Data section —
────────────────────────────────────────

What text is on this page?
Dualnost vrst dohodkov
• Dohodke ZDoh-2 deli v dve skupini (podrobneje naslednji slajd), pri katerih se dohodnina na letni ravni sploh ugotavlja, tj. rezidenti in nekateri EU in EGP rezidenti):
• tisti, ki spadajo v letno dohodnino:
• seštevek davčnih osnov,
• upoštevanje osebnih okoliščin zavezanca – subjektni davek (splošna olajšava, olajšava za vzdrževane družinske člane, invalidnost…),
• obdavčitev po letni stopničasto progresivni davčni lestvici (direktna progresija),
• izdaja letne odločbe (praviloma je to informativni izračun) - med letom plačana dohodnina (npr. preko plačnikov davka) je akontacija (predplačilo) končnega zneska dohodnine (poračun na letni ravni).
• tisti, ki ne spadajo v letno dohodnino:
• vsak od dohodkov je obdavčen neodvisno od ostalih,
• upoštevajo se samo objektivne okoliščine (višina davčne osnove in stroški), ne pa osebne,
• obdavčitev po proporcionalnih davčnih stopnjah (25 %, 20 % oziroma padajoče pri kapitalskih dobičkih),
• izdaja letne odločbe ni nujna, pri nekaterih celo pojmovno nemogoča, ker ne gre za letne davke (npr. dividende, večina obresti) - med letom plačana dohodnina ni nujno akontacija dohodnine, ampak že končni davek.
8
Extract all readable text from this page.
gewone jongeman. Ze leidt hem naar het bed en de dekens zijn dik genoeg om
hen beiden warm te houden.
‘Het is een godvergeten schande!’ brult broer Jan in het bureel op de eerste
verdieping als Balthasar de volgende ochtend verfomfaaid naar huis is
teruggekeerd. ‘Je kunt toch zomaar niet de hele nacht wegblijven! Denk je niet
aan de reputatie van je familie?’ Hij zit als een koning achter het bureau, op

────────────────────────────────────────

Say how many lines in the records above hold "odločbe", and give no other text.

Exercise solution —
2